• **GIVEN PROBLEM**
Gather every line of the listing below that contains the string "contactos", matching case exactly.

• **INFORMATION SHOWN**
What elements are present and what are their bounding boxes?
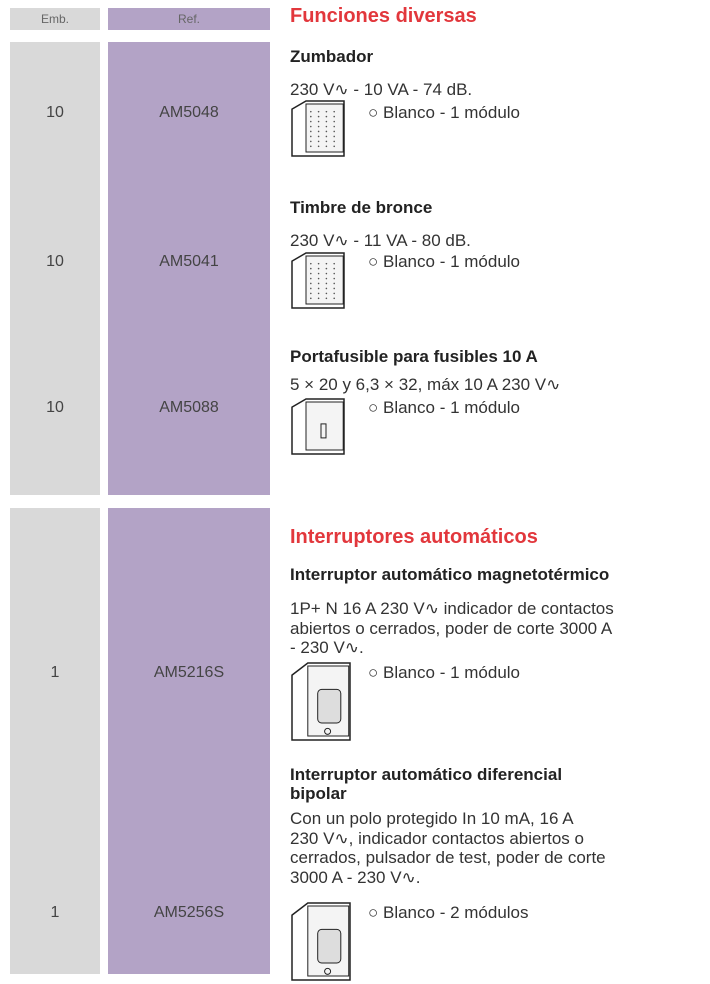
ref-value: AM5088 xyxy=(159,399,219,416)
emb-value: 10 xyxy=(46,104,64,121)
product-image xyxy=(291,398,345,455)
product-image xyxy=(291,662,351,741)
ref-value: AM5041 xyxy=(159,253,219,270)
ref-column xyxy=(108,508,270,974)
ref-value: AM5256S xyxy=(153,904,225,921)
item-description: 5 × 20 y 6,3 × 32, máx 10 A 230 V∿ xyxy=(290,375,561,394)
emb-value: 1 xyxy=(50,904,60,921)
item-variant: ○ Blanco - 1 módulo xyxy=(368,103,521,122)
emb-column xyxy=(10,508,100,974)
item-title: Portafusible para fusibles 10 A xyxy=(290,347,538,366)
item-variant: ○ Blanco - 1 módulo xyxy=(368,398,521,417)
ref-value: AM5216S xyxy=(153,664,225,681)
item-variant: ○ Blanco - 2 módulos xyxy=(368,903,529,922)
emb-value: 10 xyxy=(46,399,64,416)
emb-column xyxy=(10,42,100,495)
item-variant: ○ Blanco - 1 módulo xyxy=(368,663,521,682)
item-description: 230 V∿ - 10 VA - 74 dB. xyxy=(290,80,473,99)
item-title: Interruptor automático magnetotérmico xyxy=(290,565,610,584)
item-description: cerrados, pulsador de test, poder de cor… xyxy=(290,848,606,867)
section-title: Interruptores automáticos xyxy=(290,526,538,548)
item-title: bipolar xyxy=(290,784,347,803)
item-description: 230 V∿ - 11 VA - 80 dB. xyxy=(290,231,471,250)
section-title: Funciones diversas xyxy=(290,5,477,27)
product-image xyxy=(291,252,345,309)
item-description: Con un polo protegido In 10 mA, 16 A xyxy=(290,809,574,828)
ref-value: AM5048 xyxy=(159,104,219,121)
emb-value: 10 xyxy=(46,253,64,270)
emb-value: 1 xyxy=(50,664,60,681)
item-title: Timbre de bronce xyxy=(290,198,433,217)
ref-column xyxy=(108,42,270,495)
ref-header: Ref. xyxy=(108,8,270,30)
product-image xyxy=(291,100,345,157)
item-description: 3000 A - 230 V∿. xyxy=(290,867,421,887)
emb-header: Emb. xyxy=(10,8,100,30)
item-description: 230 V∿, indicador contactos abiertos o xyxy=(290,828,584,848)
product-image xyxy=(291,902,351,981)
item-title: Interruptor automático diferencial xyxy=(290,765,563,784)
item-description: - 230 V∿. xyxy=(290,638,364,657)
item-description: 1P+ N 16 A 230 V∿ indicador de contactos xyxy=(290,599,614,618)
item-description: abiertos o cerrados, poder de corte 3000… xyxy=(290,618,613,638)
item-variant: ○ Blanco - 1 módulo xyxy=(368,252,521,271)
item-title: Zumbador xyxy=(290,47,374,66)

• **RESPONSE TO THE TASK**
item-description: 230 V∿, indicador contactos abiertos o xyxy=(290,828,584,848)
item-description: 1P+ N 16 A 230 V∿ indicador de contactos xyxy=(290,599,614,618)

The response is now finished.